**Stored entries**

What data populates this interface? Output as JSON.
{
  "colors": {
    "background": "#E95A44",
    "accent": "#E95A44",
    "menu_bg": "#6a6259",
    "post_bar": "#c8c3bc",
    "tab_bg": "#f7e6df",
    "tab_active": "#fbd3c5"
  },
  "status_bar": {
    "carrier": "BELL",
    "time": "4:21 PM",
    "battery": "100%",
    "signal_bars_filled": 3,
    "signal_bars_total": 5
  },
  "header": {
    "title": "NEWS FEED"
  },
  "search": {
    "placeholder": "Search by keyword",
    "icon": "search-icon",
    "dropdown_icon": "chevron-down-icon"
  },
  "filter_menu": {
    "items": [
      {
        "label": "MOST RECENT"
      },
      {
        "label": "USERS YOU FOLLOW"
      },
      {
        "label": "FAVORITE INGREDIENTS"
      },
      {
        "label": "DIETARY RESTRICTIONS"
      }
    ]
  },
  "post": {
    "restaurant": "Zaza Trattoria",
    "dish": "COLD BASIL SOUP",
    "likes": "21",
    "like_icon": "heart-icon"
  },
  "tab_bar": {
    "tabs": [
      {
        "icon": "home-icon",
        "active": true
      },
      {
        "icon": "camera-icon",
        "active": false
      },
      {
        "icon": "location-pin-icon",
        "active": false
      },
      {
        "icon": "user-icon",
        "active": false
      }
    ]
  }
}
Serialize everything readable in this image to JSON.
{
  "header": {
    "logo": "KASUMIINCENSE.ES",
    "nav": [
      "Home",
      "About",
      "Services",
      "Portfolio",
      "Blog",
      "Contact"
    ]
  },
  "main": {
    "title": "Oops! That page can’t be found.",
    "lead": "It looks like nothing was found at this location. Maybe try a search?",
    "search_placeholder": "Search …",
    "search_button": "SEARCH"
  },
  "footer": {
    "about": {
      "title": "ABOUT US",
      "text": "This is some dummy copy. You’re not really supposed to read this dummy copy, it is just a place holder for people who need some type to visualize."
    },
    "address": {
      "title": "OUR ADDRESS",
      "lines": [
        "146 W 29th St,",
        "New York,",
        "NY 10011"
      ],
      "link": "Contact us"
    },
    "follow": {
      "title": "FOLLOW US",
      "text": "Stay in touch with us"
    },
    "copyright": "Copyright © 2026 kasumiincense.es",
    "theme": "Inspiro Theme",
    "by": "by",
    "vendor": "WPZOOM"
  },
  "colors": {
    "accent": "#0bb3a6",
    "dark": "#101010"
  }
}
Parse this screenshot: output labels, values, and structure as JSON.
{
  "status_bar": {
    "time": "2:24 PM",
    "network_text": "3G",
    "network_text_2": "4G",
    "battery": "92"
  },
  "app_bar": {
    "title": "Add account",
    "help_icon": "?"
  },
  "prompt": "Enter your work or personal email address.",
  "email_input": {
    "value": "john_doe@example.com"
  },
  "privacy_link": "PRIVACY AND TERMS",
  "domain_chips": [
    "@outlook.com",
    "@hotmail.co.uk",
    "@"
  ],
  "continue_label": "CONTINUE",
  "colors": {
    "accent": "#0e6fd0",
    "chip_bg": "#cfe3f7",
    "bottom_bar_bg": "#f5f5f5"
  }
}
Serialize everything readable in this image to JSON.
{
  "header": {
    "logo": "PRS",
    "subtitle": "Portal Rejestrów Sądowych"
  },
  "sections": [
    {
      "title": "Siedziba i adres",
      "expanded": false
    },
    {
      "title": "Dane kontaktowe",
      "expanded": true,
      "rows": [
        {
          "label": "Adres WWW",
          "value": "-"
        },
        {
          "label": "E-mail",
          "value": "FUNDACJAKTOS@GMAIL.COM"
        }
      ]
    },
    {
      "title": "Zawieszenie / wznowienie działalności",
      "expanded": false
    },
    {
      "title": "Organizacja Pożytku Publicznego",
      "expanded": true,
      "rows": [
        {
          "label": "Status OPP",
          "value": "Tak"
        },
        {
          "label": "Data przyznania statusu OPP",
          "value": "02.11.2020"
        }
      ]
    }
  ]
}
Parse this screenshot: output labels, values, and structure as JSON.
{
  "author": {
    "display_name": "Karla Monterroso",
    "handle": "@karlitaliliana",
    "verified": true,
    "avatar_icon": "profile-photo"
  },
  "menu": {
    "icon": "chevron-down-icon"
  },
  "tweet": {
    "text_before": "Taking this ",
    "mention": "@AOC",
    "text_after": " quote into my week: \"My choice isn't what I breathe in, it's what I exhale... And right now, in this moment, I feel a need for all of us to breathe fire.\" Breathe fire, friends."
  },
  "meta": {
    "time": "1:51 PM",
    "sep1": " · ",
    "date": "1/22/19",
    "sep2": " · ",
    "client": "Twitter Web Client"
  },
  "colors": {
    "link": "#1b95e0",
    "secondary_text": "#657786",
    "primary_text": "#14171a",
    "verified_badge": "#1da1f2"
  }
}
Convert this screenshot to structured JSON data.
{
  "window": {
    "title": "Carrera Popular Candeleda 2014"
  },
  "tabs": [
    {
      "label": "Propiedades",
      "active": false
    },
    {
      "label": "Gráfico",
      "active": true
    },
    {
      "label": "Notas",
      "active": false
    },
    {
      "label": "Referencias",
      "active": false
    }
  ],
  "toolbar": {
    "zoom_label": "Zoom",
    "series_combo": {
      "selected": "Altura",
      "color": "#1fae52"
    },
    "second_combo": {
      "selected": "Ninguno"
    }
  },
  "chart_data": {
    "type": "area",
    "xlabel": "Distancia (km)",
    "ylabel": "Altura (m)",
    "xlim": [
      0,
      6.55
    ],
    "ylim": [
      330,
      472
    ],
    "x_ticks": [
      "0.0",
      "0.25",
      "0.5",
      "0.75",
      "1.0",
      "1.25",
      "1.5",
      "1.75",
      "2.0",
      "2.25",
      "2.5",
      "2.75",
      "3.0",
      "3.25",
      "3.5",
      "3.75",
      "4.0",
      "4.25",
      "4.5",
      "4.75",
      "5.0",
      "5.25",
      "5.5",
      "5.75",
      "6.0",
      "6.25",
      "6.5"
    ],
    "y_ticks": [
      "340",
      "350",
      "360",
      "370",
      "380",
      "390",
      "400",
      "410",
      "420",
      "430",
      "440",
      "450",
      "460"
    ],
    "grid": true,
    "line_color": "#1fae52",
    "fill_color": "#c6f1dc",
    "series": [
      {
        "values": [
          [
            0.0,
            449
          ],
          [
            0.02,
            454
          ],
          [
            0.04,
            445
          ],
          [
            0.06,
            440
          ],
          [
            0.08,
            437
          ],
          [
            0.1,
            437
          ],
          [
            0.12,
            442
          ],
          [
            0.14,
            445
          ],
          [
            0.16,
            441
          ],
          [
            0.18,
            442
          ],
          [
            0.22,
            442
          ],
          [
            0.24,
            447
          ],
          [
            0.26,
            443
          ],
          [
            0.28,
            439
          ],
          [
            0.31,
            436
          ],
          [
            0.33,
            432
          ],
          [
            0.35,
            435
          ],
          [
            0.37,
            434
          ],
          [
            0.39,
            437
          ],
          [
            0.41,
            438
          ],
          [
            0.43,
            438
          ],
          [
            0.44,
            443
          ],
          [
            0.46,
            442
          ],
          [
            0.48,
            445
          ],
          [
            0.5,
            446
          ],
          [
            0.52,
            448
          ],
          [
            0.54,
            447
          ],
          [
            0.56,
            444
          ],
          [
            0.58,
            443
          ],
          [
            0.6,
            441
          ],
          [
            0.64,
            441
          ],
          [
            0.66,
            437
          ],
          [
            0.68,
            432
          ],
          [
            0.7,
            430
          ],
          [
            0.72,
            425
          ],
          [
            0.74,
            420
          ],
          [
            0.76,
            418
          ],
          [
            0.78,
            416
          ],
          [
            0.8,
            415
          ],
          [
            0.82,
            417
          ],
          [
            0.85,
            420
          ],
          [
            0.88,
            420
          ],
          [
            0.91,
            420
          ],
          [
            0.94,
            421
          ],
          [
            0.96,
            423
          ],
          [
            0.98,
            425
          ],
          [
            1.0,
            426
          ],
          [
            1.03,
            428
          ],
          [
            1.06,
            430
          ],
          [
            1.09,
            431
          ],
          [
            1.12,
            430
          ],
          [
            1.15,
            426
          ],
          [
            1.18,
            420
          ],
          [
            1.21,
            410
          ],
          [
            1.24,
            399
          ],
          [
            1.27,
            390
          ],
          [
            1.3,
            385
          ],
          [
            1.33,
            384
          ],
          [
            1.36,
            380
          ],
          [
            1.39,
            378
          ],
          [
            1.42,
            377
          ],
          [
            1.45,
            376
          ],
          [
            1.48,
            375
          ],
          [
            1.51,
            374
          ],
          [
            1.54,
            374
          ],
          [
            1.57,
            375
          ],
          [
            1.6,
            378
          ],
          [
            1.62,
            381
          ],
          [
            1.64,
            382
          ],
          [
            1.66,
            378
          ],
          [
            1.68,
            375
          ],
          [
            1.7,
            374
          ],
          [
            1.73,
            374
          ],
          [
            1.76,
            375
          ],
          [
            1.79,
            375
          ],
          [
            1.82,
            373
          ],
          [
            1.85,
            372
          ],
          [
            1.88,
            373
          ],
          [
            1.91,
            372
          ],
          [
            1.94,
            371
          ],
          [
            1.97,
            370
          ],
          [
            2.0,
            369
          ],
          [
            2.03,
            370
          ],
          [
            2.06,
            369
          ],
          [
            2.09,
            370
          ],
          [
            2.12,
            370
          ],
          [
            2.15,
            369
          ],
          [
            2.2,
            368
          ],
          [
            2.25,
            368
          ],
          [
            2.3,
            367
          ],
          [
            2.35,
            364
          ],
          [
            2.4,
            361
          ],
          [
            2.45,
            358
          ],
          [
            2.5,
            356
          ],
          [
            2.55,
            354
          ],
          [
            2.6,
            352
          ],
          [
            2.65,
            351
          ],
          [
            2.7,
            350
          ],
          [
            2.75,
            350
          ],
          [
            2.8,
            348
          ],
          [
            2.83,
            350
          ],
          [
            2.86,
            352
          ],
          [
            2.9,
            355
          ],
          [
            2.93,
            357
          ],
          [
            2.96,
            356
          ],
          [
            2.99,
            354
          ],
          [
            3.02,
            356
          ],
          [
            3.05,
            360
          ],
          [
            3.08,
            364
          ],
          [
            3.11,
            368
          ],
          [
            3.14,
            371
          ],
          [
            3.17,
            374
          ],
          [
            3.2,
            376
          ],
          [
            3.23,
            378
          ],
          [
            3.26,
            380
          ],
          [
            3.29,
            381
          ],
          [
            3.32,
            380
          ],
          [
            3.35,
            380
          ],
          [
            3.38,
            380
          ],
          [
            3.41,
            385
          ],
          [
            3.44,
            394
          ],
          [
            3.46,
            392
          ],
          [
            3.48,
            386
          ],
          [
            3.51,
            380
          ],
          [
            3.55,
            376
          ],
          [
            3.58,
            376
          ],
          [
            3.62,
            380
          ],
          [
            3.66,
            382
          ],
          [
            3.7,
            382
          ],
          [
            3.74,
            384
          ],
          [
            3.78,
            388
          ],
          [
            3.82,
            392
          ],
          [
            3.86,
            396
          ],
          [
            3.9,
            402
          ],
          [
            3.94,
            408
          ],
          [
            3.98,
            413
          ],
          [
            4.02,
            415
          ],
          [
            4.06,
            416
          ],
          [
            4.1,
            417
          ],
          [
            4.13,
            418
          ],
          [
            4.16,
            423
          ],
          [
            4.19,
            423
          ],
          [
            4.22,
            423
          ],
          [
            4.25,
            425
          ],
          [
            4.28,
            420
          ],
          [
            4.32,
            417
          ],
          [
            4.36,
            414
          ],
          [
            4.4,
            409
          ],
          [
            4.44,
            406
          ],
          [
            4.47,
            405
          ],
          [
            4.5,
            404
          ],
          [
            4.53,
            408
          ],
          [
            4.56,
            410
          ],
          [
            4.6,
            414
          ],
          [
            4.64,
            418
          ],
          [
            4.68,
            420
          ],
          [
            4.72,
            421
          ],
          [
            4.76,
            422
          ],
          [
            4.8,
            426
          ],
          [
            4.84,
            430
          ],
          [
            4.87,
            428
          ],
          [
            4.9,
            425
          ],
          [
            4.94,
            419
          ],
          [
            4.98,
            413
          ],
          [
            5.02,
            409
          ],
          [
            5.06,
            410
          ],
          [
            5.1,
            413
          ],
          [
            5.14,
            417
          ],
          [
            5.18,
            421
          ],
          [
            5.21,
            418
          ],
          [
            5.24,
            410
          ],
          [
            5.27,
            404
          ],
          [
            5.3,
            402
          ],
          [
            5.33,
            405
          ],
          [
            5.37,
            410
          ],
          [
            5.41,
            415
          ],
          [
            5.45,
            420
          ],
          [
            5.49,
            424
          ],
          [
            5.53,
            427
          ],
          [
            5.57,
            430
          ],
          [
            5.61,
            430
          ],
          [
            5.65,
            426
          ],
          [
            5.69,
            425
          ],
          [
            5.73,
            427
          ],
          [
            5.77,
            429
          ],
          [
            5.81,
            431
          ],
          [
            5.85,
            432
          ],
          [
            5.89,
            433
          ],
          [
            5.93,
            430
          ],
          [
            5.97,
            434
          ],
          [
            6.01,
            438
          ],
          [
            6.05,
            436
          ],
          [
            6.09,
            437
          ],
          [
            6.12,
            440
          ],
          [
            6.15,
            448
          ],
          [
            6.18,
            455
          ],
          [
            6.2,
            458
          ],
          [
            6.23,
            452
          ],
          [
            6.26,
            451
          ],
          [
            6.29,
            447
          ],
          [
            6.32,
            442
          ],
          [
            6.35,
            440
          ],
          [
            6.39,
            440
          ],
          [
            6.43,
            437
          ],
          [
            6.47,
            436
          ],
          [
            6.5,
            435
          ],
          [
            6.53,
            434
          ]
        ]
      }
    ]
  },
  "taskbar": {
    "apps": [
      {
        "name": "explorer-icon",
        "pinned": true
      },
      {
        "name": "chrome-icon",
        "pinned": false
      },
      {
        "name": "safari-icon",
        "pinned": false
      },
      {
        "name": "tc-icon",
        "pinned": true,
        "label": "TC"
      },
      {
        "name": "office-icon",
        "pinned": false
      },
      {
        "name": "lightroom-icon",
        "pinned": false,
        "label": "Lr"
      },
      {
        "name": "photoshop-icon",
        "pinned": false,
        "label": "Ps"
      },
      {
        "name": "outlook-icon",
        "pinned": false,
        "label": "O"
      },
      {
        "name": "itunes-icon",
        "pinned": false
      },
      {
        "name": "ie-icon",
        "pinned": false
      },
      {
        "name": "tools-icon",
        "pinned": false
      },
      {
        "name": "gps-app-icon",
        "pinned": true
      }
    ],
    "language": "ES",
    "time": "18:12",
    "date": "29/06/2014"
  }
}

**Required work**
Find every line in the listing that holds the string "accent", then say how many there are as a bare number.

**Response below**
3